▶ **Given instruction**
Copy word for word the part of the records from their beginning through the line containing "The waveguide layer 2 is at (446, 405).", including that line. Leave the pictures out of your copy.

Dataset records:
***

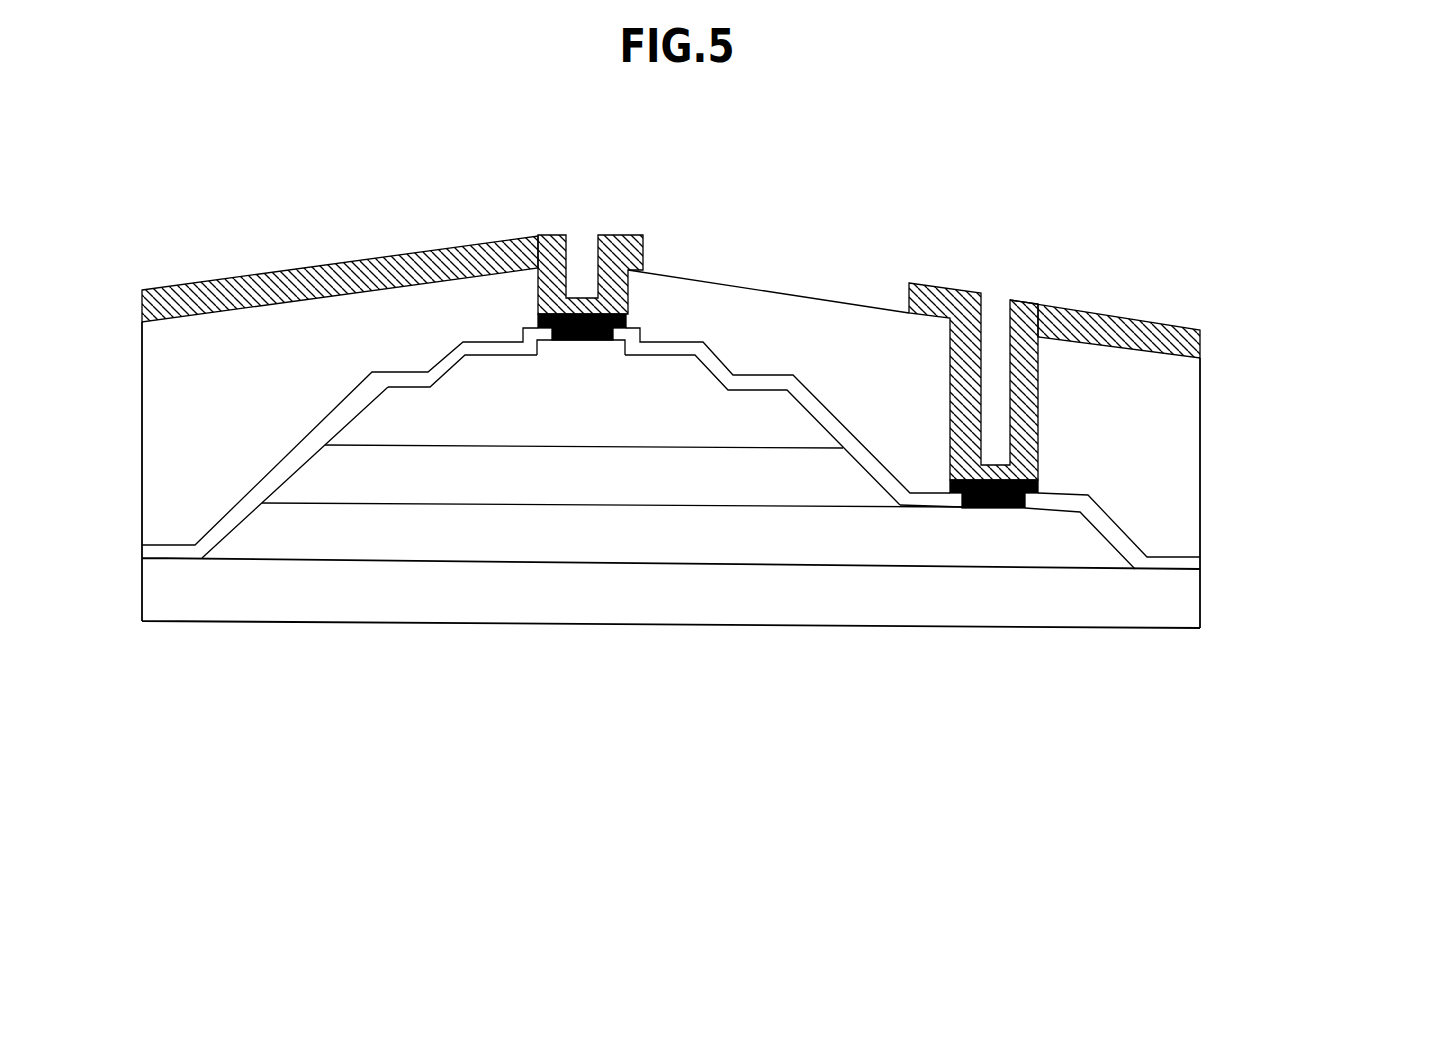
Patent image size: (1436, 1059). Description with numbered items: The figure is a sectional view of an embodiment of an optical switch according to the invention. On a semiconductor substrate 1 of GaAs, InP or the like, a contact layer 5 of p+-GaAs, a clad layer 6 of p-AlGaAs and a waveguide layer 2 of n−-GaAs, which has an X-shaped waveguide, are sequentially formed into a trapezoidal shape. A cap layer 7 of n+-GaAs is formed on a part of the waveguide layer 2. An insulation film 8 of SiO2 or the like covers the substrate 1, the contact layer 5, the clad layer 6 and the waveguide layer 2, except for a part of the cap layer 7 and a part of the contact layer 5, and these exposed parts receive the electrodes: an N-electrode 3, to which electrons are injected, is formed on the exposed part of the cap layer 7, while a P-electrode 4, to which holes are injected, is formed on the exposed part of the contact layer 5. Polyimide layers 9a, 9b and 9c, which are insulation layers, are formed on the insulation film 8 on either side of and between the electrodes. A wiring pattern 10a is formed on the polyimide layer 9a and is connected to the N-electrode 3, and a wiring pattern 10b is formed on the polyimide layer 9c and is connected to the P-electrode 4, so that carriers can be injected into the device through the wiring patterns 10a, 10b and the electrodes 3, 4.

The semiconductor substrate 1 is at (1098, 600).
The waveguide layer 2 is at (446, 405).
The N-electrode 3 is at (628, 318).
The P-electrode 4 is at (950, 478).
The contact layer 5 is at (470, 545).
The clad layer 6 is at (552, 478).
The cap layer 7 is at (622, 348).
The insulation film 8 is at (403, 377).
The polyimide layer 9a is at (180, 497).
The polyimide layer 9b is at (870, 432).
The polyimide layer 9c is at (1167, 507).
The wiring pattern 10a is at (258, 275).
The wiring pattern 10b is at (1173, 332).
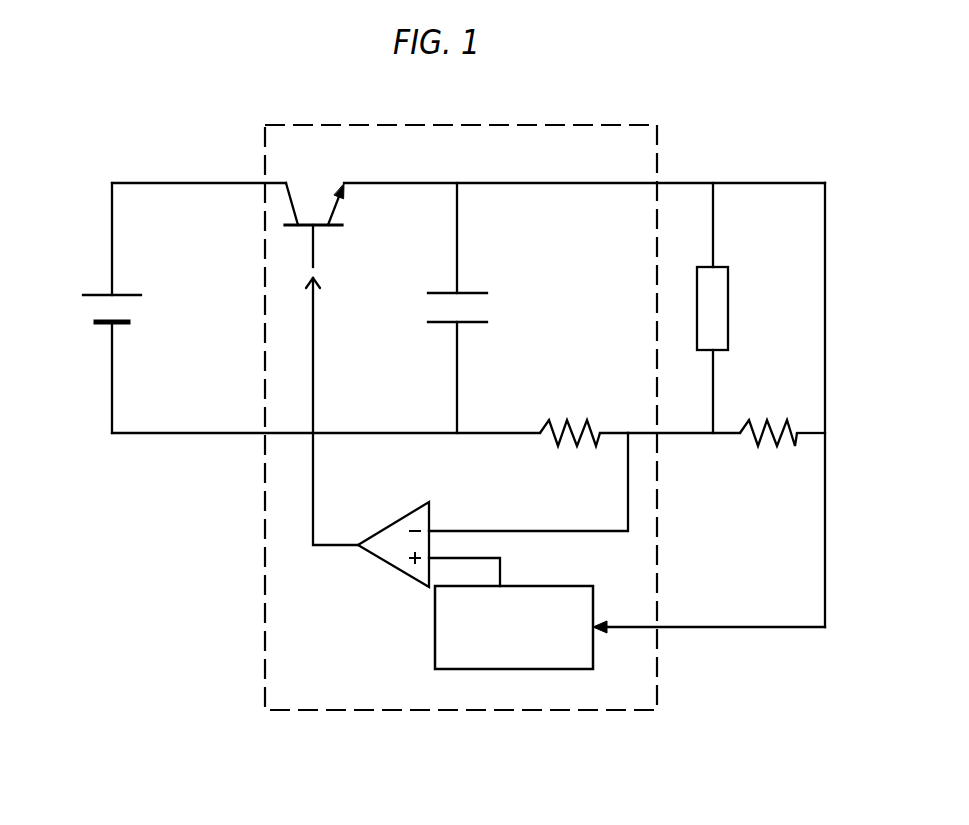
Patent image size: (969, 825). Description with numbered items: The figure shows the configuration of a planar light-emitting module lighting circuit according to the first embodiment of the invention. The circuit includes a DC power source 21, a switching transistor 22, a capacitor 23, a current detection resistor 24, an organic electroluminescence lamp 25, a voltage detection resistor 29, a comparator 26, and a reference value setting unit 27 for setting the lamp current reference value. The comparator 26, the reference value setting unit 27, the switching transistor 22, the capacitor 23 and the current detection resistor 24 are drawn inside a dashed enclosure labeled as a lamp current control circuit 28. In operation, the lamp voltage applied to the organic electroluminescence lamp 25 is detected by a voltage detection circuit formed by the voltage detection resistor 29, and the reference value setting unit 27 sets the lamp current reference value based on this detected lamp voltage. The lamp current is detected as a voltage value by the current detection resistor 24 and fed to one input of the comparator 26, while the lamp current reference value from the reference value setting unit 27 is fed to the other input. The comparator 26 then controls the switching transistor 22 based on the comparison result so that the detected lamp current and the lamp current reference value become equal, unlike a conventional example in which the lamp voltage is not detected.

The DC power source 21 is at (88, 310).
The switching transistor 22 is at (280, 210).
The capacitor 23 is at (487, 308).
The current detection resistor 24 is at (572, 393).
The organic electroluminescence lamp 25 is at (729, 278).
The comparator 26 is at (402, 517).
The reference value setting unit 27 is at (543, 583).
The lamp current control circuit 28 is at (397, 710).
The voltage detection resistor 29 is at (770, 447).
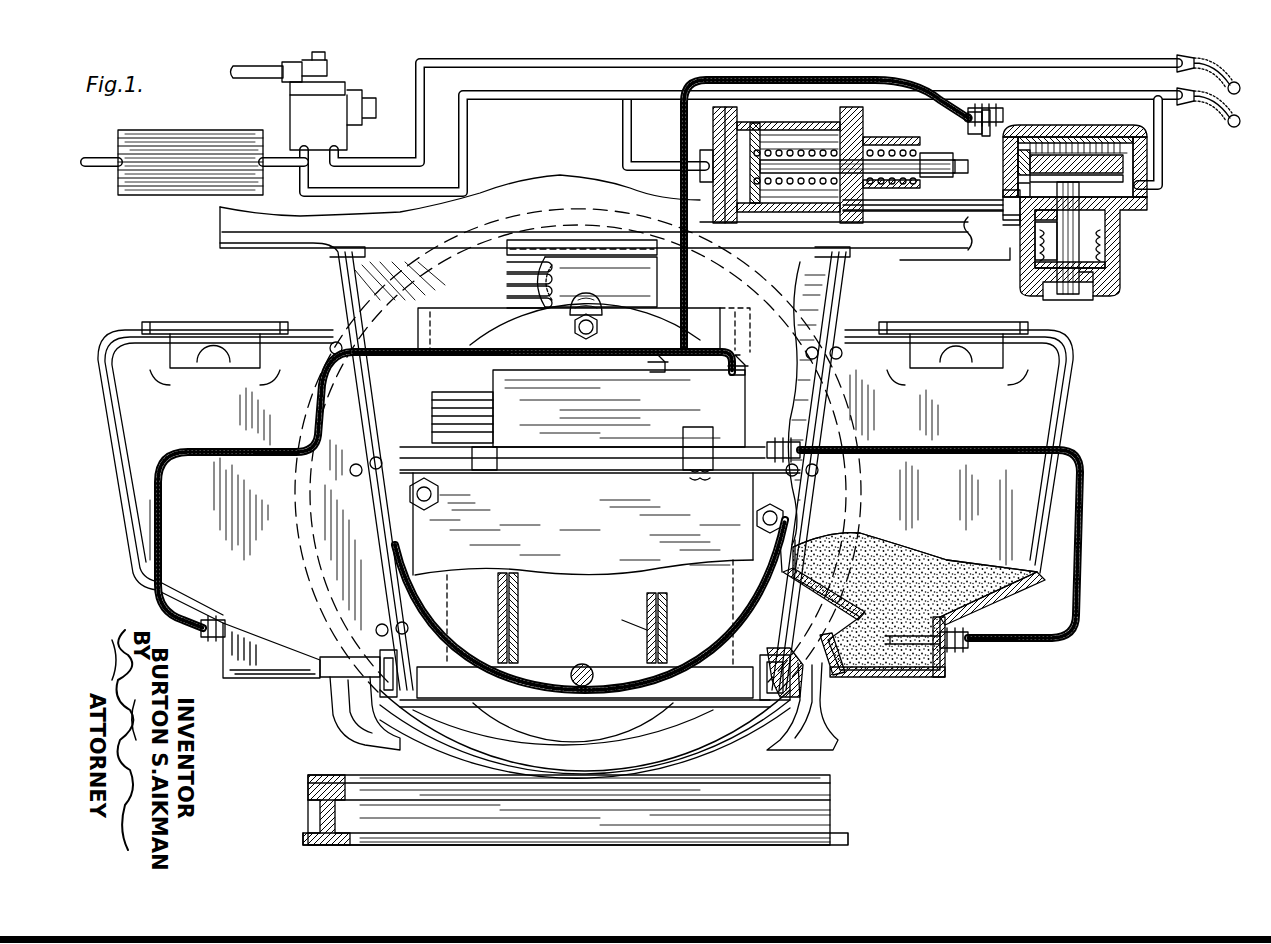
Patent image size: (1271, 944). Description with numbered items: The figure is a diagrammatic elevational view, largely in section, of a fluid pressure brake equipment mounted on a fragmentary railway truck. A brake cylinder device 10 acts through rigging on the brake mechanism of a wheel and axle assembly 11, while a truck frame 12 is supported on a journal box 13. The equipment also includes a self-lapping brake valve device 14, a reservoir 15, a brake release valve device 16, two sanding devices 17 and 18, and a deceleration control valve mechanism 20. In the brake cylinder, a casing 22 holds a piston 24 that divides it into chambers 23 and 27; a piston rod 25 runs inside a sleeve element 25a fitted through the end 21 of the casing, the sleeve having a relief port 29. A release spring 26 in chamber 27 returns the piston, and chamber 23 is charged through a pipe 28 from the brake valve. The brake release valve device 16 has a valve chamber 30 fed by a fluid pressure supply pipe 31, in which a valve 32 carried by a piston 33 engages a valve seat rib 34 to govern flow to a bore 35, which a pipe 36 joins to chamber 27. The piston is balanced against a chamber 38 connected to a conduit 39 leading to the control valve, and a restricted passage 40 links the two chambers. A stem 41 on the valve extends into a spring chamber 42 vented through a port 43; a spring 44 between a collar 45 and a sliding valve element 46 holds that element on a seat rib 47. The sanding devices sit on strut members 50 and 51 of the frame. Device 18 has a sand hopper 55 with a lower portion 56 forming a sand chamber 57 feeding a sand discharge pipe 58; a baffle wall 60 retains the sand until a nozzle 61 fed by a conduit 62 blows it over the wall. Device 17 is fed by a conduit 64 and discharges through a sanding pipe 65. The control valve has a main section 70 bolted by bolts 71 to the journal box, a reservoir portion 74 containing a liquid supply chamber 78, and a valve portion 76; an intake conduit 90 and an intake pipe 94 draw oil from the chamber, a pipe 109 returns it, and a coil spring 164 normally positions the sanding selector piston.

The brake cylinder device 10 is at (877, 133).
The wheel and axle assembly 11 is at (700, 742).
The truck frame 12 is at (866, 240).
The journal box 13 is at (458, 320).
The self-lapping brake valve device 14 is at (330, 95).
The reservoir 15 is at (233, 150).
The brake release valve device 16 is at (1148, 212).
The sanding device 17 is at (226, 678).
The sanding device 18 is at (980, 625).
The deceleration control valve mechanism 20 is at (457, 402).
The end of the casing 21 is at (910, 145).
The casing 22 is at (788, 155).
The chamber 23 is at (706, 154).
The piston 24 is at (778, 151).
The piston rod 25 is at (960, 118).
The sleeve element 25a is at (920, 82).
The release spring 26 is at (830, 191).
The chamber 27 is at (845, 140).
The pipe 28 is at (613, 63).
The relief port 29 is at (838, 208).
The valve chamber 30 is at (1018, 160).
The fluid pressure supply pipe 31 is at (1165, 108).
The valve 32 is at (1115, 186).
The piston 33 is at (1100, 152).
The valve seat rib 34 is at (1018, 190).
The bore 35 is at (1005, 225).
The pipe 36 is at (990, 207).
The chamber 38 is at (1090, 137).
The conduit 39 is at (979, 135).
The restricted passage 40 is at (1020, 135).
The stem 41 is at (1090, 290).
The spring chamber 42 is at (1144, 244).
The port 43 is at (1108, 266).
The spring 44 is at (1040, 250).
The collar 45 is at (1100, 280).
The valve element 46 is at (1040, 222).
The seat rib 47 is at (1098, 228).
The strut member 50 is at (340, 290).
The strut member 51 is at (836, 313).
The sand hopper 55 is at (1040, 580).
The portion 56 is at (822, 608).
The sand chamber 57 is at (912, 680).
The sand discharge pipe 58 is at (830, 730).
The baffle wall 60 is at (845, 680).
The nozzle 61 is at (905, 620).
The conduit 62 is at (1075, 478).
The conduit 64 is at (225, 448).
The sanding pipe 65 is at (340, 712).
The main section 70 is at (503, 338).
The bolts 71 is at (592, 318).
The reservoir portion 74 is at (467, 650).
The valve portion 76 is at (742, 370).
The liquid supply chamber 78 is at (630, 660).
The intake conduit 90 is at (498, 605).
The intake pipe 94 is at (667, 620).
The pipe 109 is at (617, 621).
The coil spring 164 is at (700, 478).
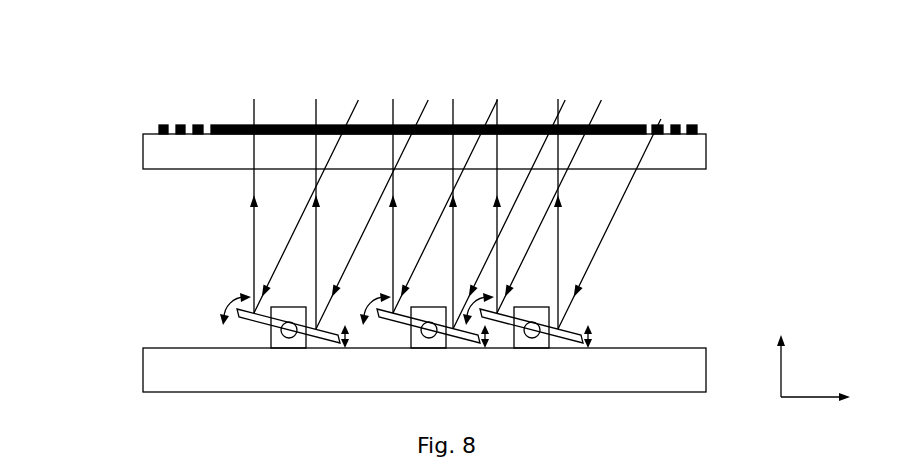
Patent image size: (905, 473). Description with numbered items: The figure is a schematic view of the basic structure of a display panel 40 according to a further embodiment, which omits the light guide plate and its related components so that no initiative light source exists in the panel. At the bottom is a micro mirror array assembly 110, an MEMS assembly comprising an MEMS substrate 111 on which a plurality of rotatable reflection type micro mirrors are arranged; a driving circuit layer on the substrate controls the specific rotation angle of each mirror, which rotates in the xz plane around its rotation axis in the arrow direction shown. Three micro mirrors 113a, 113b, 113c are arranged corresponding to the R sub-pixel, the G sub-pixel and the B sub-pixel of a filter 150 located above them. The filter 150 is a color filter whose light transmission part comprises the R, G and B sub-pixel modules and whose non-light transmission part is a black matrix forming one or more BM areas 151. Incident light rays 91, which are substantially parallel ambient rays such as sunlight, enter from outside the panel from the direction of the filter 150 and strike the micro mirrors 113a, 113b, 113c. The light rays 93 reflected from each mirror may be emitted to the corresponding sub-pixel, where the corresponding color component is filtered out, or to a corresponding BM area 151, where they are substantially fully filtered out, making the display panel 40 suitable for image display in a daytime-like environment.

The display panel 40 is at (121, 70).
The filter 150 is at (143, 143).
The BM area 151 is at (360, 125).
The light rays reflected from the micro mirror 93 is at (559, 210).
The incident light rays 91 is at (585, 283).
The micro mirror array assembly 110 is at (63, 323).
The MEMS substrate 111 is at (150, 365).
The micro mirror 113a is at (238, 315).
The micro mirror 113b is at (393, 321).
The micro mirror 113c is at (594, 340).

***

▶ **Answer for this exercise**
Patent image size: (1436, 1059). Description with numbered items: The figure is a sectional view of an embodiment of an optical switch according to the invention. On a semiconductor substrate 1 of GaAs, InP or the like, a contact layer 5 of p+-GaAs, a clad layer 6 of p-AlGaAs and a waveguide layer 2 of n−-GaAs, which has an X-shaped waveguide, are sequentially formed into a trapezoidal shape. A cap layer 7 of n+-GaAs is formed on a part of the waveguide layer 2. An insulation film 8 of SiO2 or the like covers the substrate 1, the contact layer 5, the clad layer 6 and the waveguide layer 2, except for a part of the cap layer 7 and a part of the contact layer 5, and these exposed parts receive the electrodes: an N-electrode 3, to which electrons are injected, is formed on the exposed part of the cap layer 7, while a P-electrode 4, to which holes are injected, is formed on the exposed part of the contact layer 5. Polyimide layers 9a, 9b and 9c, which are insulation layers, are formed on the insulation film 8 on either side of and between the electrodes. A wiring pattern 10a is formed on the polyimide layer 9a and is connected to the N-electrode 3, and a wiring pattern 10b is formed on the polyimide layer 9c and is connected to the P-electrode 4, so that carriers can be injected into the device through the wiring patterns 10a, 10b and the electrodes 3, 4.

The semiconductor substrate 1 is at (1098, 600).
The waveguide layer 2 is at (446, 405).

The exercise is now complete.